◆ **Stated task**
Repeat all the material exactly; pictures stay out of your copy.

** Start Dataset excerpts **

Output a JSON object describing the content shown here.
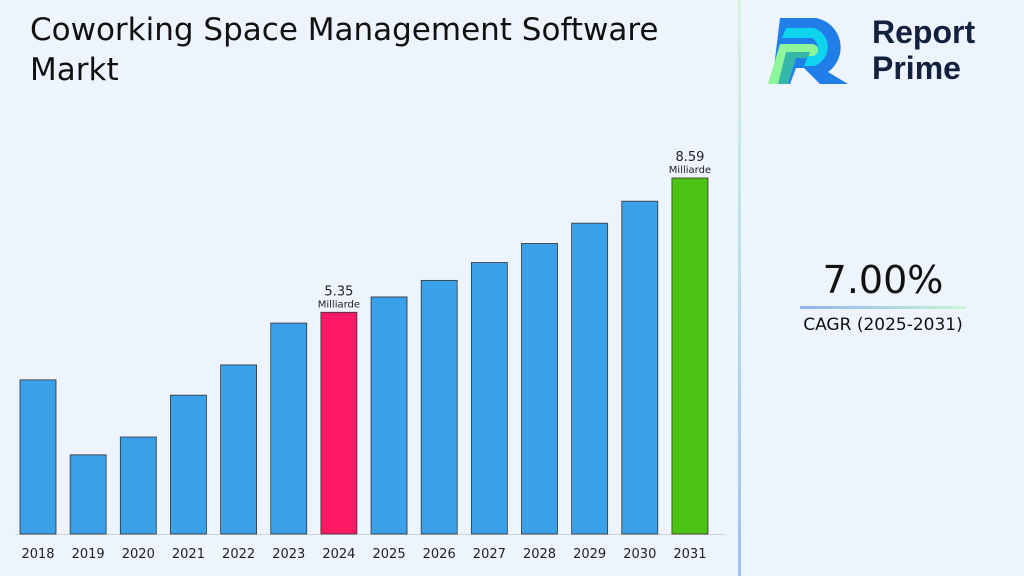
{
  "title": "Coworking Space Management Software Markt",
  "logo": {
    "line1": "Report",
    "line2": "Prime"
  },
  "cagr": {
    "value": "7.00%",
    "label": "CAGR (2025-2031)"
  },
  "colors": {
    "default": "#3aa0e8",
    "highlight_2024": "#fc1a64",
    "highlight_2031": "#4cc214"
  },
  "chart_data": {
    "type": "bar",
    "categories": [
      "2018",
      "2019",
      "2020",
      "2021",
      "2022",
      "2023",
      "2024",
      "2025",
      "2026",
      "2027",
      "2028",
      "2029",
      "2030",
      "2031"
    ],
    "values": [
      3.72,
      1.91,
      2.34,
      3.35,
      4.08,
      5.09,
      5.35,
      5.72,
      6.12,
      6.55,
      7.01,
      7.5,
      8.03,
      8.59
    ],
    "data_labels": [
      {
        "index": 6,
        "value": "5.35",
        "unit": "Milliarde"
      },
      {
        "index": 13,
        "value": "8.59",
        "unit": "Milliarde"
      }
    ],
    "ylim": [
      0,
      8.59
    ],
    "grid": false
  }
}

** End Dataset excerpts **

◆ **Exercise answer**
Output a JSON object describing the content shown here.
{
  "title": "Coworking Space Management Software Markt",
  "logo": {
    "line1": "Report",
    "line2": "Prime"
  },
  "cagr": {
    "value": "7.00%",
    "label": "CAGR (2025-2031)"
  },
  "colors": {
    "default": "#3aa0e8",
    "highlight_2024": "#fc1a64",
    "highlight_2031": "#4cc214"
  },
  "chart_data": {
    "type": "bar",
    "categories": [
      "2018",
      "2019",
      "2020",
      "2021",
      "2022",
      "2023",
      "2024",
      "2025",
      "2026",
      "2027",
      "2028",
      "2029",
      "2030",
      "2031"
    ],
    "values": [
      3.72,
      1.91,
      2.34,
      3.35,
      4.08,
      5.09,
      5.35,
      5.72,
      6.12,
      6.55,
      7.01,
      7.5,
      8.03,
      8.59
    ],
    "data_labels": [
      {
        "index": 6,
        "value": "5.35",
        "unit": "Milliarde"
      },
      {
        "index": 13,
        "value": "8.59",
        "unit": "Milliarde"
      }
    ],
    "ylim": [
      0,
      8.59
    ],
    "grid": false
  }
}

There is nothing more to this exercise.